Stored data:
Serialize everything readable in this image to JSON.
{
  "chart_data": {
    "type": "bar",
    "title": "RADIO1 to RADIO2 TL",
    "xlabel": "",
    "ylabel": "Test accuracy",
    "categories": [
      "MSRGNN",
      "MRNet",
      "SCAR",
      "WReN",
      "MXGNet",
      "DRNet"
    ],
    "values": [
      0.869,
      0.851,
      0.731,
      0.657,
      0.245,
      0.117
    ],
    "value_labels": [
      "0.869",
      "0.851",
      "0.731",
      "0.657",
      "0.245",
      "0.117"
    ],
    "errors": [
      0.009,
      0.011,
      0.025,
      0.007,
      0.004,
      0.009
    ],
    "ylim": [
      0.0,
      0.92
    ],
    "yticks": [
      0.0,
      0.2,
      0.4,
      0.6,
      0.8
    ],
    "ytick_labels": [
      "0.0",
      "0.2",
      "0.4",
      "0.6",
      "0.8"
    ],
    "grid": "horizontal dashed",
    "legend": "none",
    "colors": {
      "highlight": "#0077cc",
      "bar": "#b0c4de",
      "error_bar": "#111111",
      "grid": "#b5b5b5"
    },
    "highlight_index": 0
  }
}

__YOUR GOAL__:
Scan the data above and copy every line with "grid" in it.

__RESULT OF THE EXERCISE__:
    "grid": "horizontal dashed",
      "grid": "#b5b5b5"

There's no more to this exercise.